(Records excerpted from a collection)
---

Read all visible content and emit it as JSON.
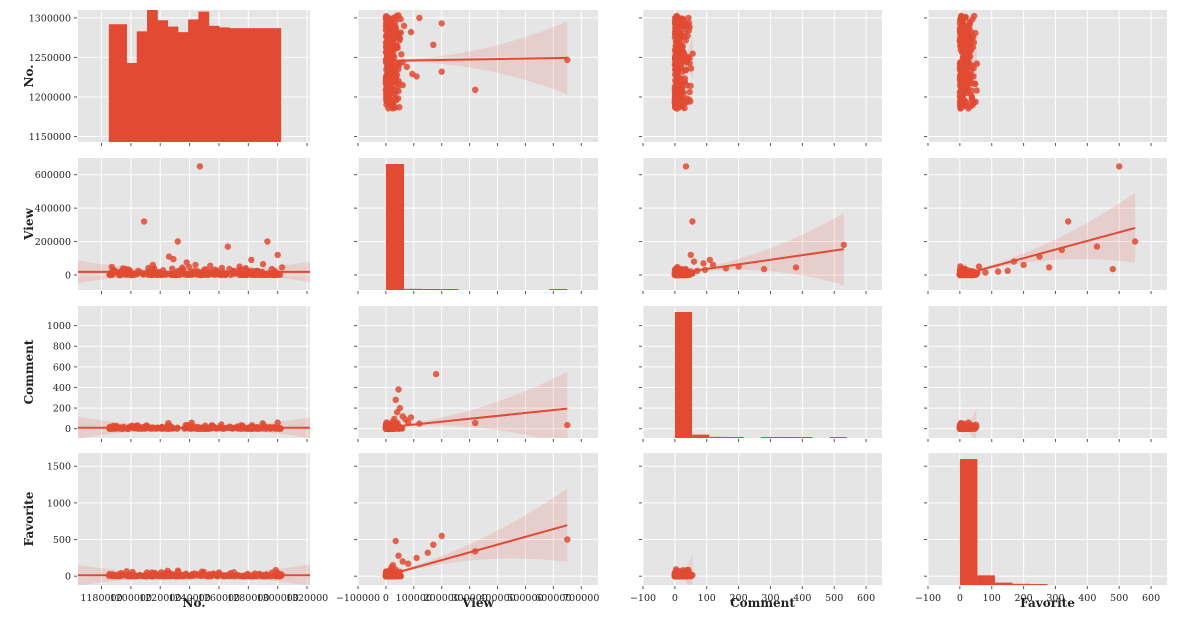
{
  "chart_data": {
    "type": "pairplot",
    "variables": [
      "No.",
      "View",
      "Comment",
      "Favorite"
    ],
    "diag_kind": "hist",
    "offdiag_kind": "reg",
    "grid": true,
    "style": "ggplot",
    "colors": {
      "panel_bg": "#e5e5e5",
      "grid": "#ffffff",
      "points": "#e24a33",
      "regression_band": "#e24a33",
      "tick": "#555555"
    },
    "axes": {
      "No.": {
        "lim": [
          1164000,
          1322000
        ],
        "ticks": [
          1180000,
          1200000,
          1220000,
          1240000,
          1260000,
          1280000,
          1300000,
          1320000
        ],
        "tick_labels": [
          "1180000",
          "1200000",
          "1220000",
          "1240000",
          "1260000",
          "1280000",
          "1300000",
          "1320000"
        ],
        "row_lim": [
          1143000,
          1310000
        ],
        "row_ticks": [
          1150000,
          1200000,
          1250000,
          1300000
        ],
        "row_tick_labels": [
          "1150000",
          "1200000",
          "1250000",
          "1300000"
        ]
      },
      "View": {
        "lim": [
          -100000,
          760000
        ],
        "ticks": [
          -100000,
          0,
          100000,
          200000,
          300000,
          400000,
          500000,
          600000,
          700000
        ],
        "tick_labels": [
          "−100000",
          "0",
          "100000",
          "200000",
          "300000",
          "400000",
          "500000",
          "600000",
          "700000"
        ],
        "row_lim": [
          -90000,
          700000
        ],
        "row_ticks": [
          0,
          200000,
          400000,
          600000
        ],
        "row_tick_labels": [
          "0",
          "200000",
          "400000",
          "600000"
        ]
      },
      "Comment": {
        "lim": [
          -100,
          650
        ],
        "ticks": [
          -100,
          0,
          100,
          200,
          300,
          400,
          500,
          600
        ],
        "tick_labels": [
          "−100",
          "0",
          "100",
          "200",
          "300",
          "400",
          "500",
          "600"
        ],
        "row_lim": [
          -90,
          1190
        ],
        "row_ticks": [
          0,
          200,
          400,
          600,
          800,
          1000
        ],
        "row_tick_labels": [
          "0",
          "200",
          "400",
          "600",
          "800",
          "1000"
        ]
      },
      "Favorite": {
        "lim": [
          -100,
          650
        ],
        "ticks": [
          -100,
          0,
          100,
          200,
          300,
          400,
          500,
          600
        ],
        "tick_labels": [
          "−100",
          "0",
          "100",
          "200",
          "300",
          "400",
          "500",
          "600"
        ],
        "row_lim": [
          -120,
          1680
        ],
        "row_ticks": [
          0,
          500,
          1000,
          1500
        ],
        "row_tick_labels": [
          "0",
          "500",
          "1000",
          "1500"
        ]
      }
    },
    "histograms": {
      "No.": {
        "bin_edges": [
          1185000,
          1190000,
          1197000,
          1204000,
          1211000,
          1218000,
          1225000,
          1232000,
          1239000,
          1246000,
          1253000,
          1260000,
          1267000,
          1274000,
          1281000,
          1288000,
          1295000,
          1302000
        ],
        "counts": [
          0,
          1292000,
          1243000,
          1283000,
          1311000,
          1297000,
          1289000,
          1282000,
          1298000,
          1308000,
          1290000,
          1288000,
          1287000,
          1287000,
          1287000,
          1287000,
          1287000
        ],
        "heights": [
          1292000,
          1292000,
          1243000,
          1283000,
          1311000,
          1297000,
          1289000,
          1282000,
          1298000,
          1308000,
          1290000,
          1288000,
          1287000,
          1287000,
          1287000,
          1287000,
          1287000
        ]
      },
      "View": {
        "bin_edges": [
          0,
          65000,
          130000,
          195000,
          260000,
          325000,
          390000,
          455000,
          520000,
          585000,
          650000
        ],
        "counts": [
          655000,
          6000,
          1500,
          1000,
          0,
          0,
          0,
          0,
          0,
          1000
        ]
      },
      "Comment": {
        "bin_edges": [
          0,
          54,
          108,
          162,
          216,
          270,
          324,
          378,
          432,
          486,
          540
        ],
        "counts": [
          1125,
          30,
          10,
          6,
          0,
          3,
          3,
          3,
          0,
          3
        ]
      },
      "Favorite": {
        "bin_edges": [
          0,
          55,
          110,
          165,
          220,
          275,
          330,
          385,
          440,
          495,
          550
        ],
        "counts": [
          1570,
          120,
          30,
          15,
          10,
          0,
          0,
          0,
          0,
          0
        ]
      }
    },
    "scatter": {
      "No._vs_View": [
        [
          1187000,
          48000
        ],
        [
          1192000,
          15000
        ],
        [
          1196000,
          37000
        ],
        [
          1201000,
          10000
        ],
        [
          1205000,
          24000
        ],
        [
          1209000,
          320000
        ],
        [
          1212000,
          42000
        ],
        [
          1215000,
          60000
        ],
        [
          1219000,
          8000
        ],
        [
          1222000,
          28000
        ],
        [
          1226000,
          110000
        ],
        [
          1229000,
          95000
        ],
        [
          1232000,
          200000
        ],
        [
          1235000,
          44000
        ],
        [
          1238000,
          75000
        ],
        [
          1241000,
          18000
        ],
        [
          1244000,
          60000
        ],
        [
          1247000,
          650000
        ],
        [
          1250000,
          30000
        ],
        [
          1254000,
          55000
        ],
        [
          1258000,
          20000
        ],
        [
          1262000,
          42000
        ],
        [
          1266000,
          170000
        ],
        [
          1270000,
          25000
        ],
        [
          1274000,
          50000
        ],
        [
          1278000,
          35000
        ],
        [
          1282000,
          90000
        ],
        [
          1286000,
          22000
        ],
        [
          1290000,
          65000
        ],
        [
          1293000,
          200000
        ],
        [
          1296000,
          35000
        ],
        [
          1300000,
          120000
        ],
        [
          1303000,
          45000
        ],
        [
          1198000,
          5000
        ],
        [
          1224000,
          3000
        ],
        [
          1256000,
          4000
        ],
        [
          1284000,
          6000
        ]
      ],
      "View_vs_Comment": [
        [
          2000,
          3
        ],
        [
          5000,
          8
        ],
        [
          10000,
          15
        ],
        [
          20000,
          40
        ],
        [
          30000,
          95
        ],
        [
          40000,
          160
        ],
        [
          50000,
          200
        ],
        [
          45000,
          380
        ],
        [
          35000,
          280
        ],
        [
          60000,
          120
        ],
        [
          80000,
          60
        ],
        [
          120000,
          50
        ],
        [
          180000,
          530
        ],
        [
          320000,
          55
        ],
        [
          650000,
          35
        ],
        [
          15000,
          22
        ],
        [
          25000,
          70
        ],
        [
          70000,
          90
        ],
        [
          90000,
          110
        ]
      ],
      "View_vs_Favorite": [
        [
          2000,
          5
        ],
        [
          8000,
          30
        ],
        [
          15000,
          80
        ],
        [
          25000,
          150
        ],
        [
          35000,
          480
        ],
        [
          45000,
          280
        ],
        [
          60000,
          200
        ],
        [
          80000,
          170
        ],
        [
          110000,
          250
        ],
        [
          150000,
          320
        ],
        [
          170000,
          430
        ],
        [
          200000,
          550
        ],
        [
          320000,
          340
        ],
        [
          650000,
          500
        ],
        [
          20000,
          120
        ],
        [
          50000,
          60
        ]
      ]
    }
  }
}
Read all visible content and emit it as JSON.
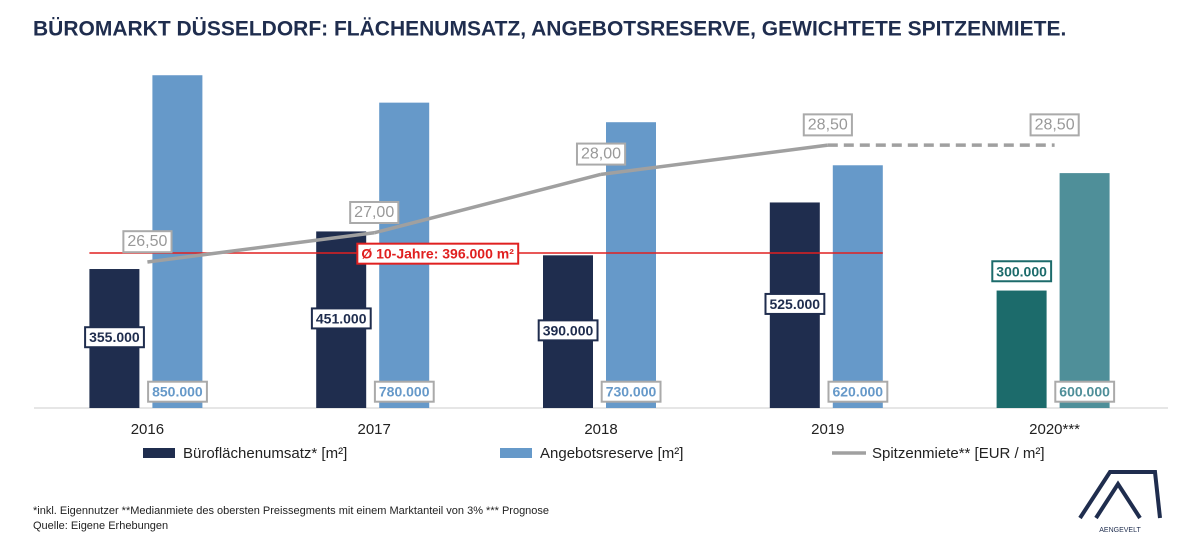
{
  "chart_data": {
    "type": "bar-line",
    "title": "BÜROMARKT DÜSSELDORF: FLÄCHENUMSATZ, ANGEBOTSRESERVE, GEWICHTETE SPITZENMIETE.",
    "categories": [
      "2016",
      "2017",
      "2018",
      "2019",
      "2020***"
    ],
    "series": [
      {
        "name": "Büroflächenumsatz* [m²]",
        "type": "bar",
        "color": "#1f2d4e",
        "colors": [
          "#1f2d4e",
          "#1f2d4e",
          "#1f2d4e",
          "#1f2d4e",
          "#1c6b6b"
        ],
        "values": [
          355000,
          451000,
          390000,
          525000,
          300000
        ],
        "value_labels": [
          "355.000",
          "451.000",
          "390.000",
          "525.000",
          "300.000"
        ]
      },
      {
        "name": "Angebotsreserve [m²]",
        "type": "bar",
        "color": "#6699c9",
        "colors": [
          "#6699c9",
          "#6699c9",
          "#6699c9",
          "#6699c9",
          "#4f8f99"
        ],
        "values": [
          850000,
          780000,
          730000,
          620000,
          600000
        ],
        "value_labels": [
          "850.000",
          "780.000",
          "730.000",
          "620.000",
          "600.000"
        ]
      },
      {
        "name": "Spitzenmiete** [EUR / m²]",
        "type": "line",
        "axis": "y2",
        "color": "#a0a0a0",
        "dashed": [
          false,
          false,
          false,
          false,
          true
        ],
        "values": [
          26.5,
          27,
          28,
          28.5,
          28.5
        ],
        "value_labels": [
          "26,50",
          "27,00",
          "28,00",
          "28,50",
          "28,50"
        ]
      }
    ],
    "reference_line": {
      "value": 396000,
      "label": "Ø 10-Jahre: 396.000 m²",
      "color": "#e02020"
    },
    "ylim": [
      0,
      940000
    ],
    "y2lim": [
      24,
      30.3
    ],
    "footnotes": [
      "*inkl. Eigennutzer **Medianmiete des obersten Preissegments mit einem Marktanteil von 3% *** Prognose",
      "Quelle: Eigene Erhebungen"
    ],
    "logo": "AENGEVELT"
  }
}
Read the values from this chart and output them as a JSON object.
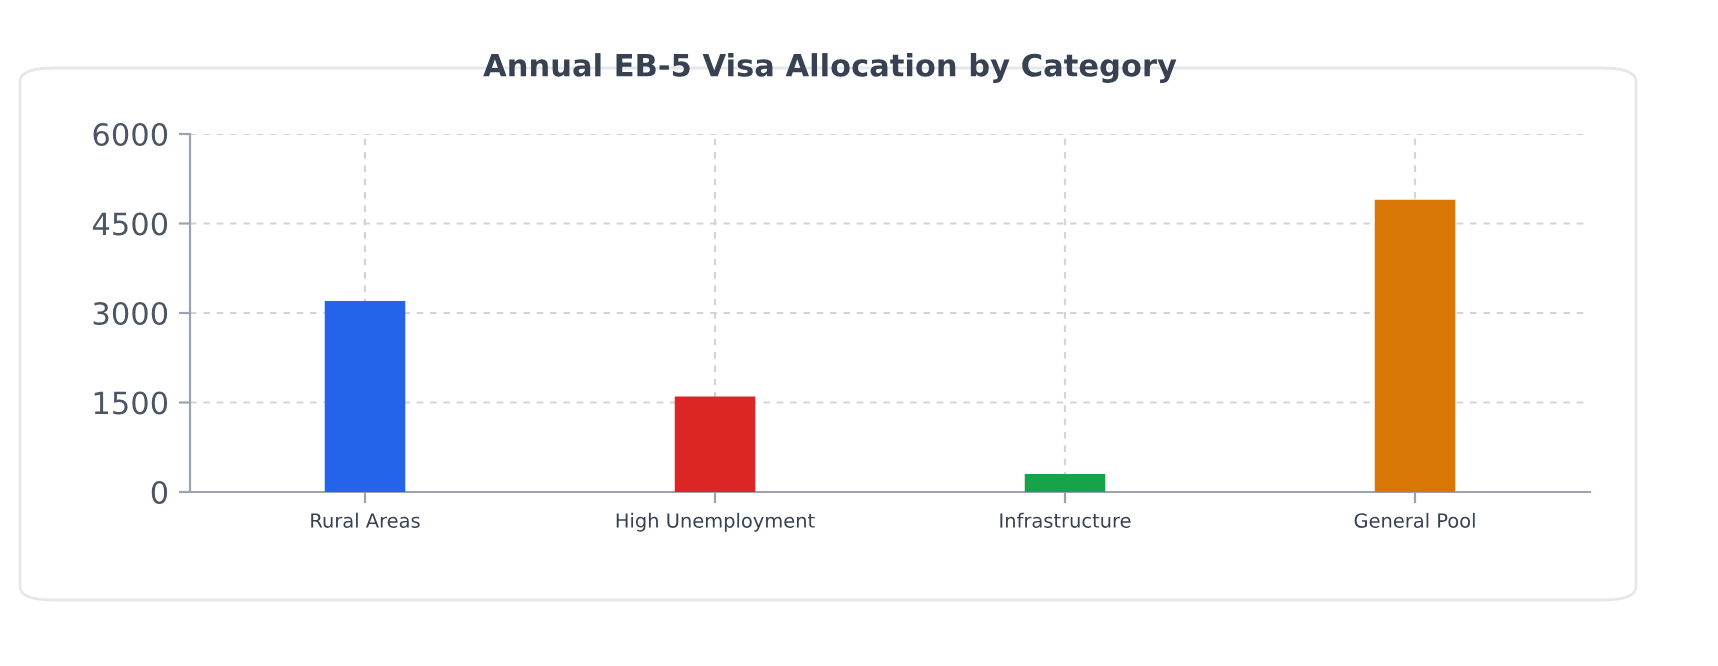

---

(EXERCISE REQUIREMENTS)
Search the material above for "type". Pull out each line where it shows up.

(RIGHT ANSWER)
    "type": "pairplot",
    "type": "bar-line",
        "type": "bar",
        "type": "bar",
        "type": "line",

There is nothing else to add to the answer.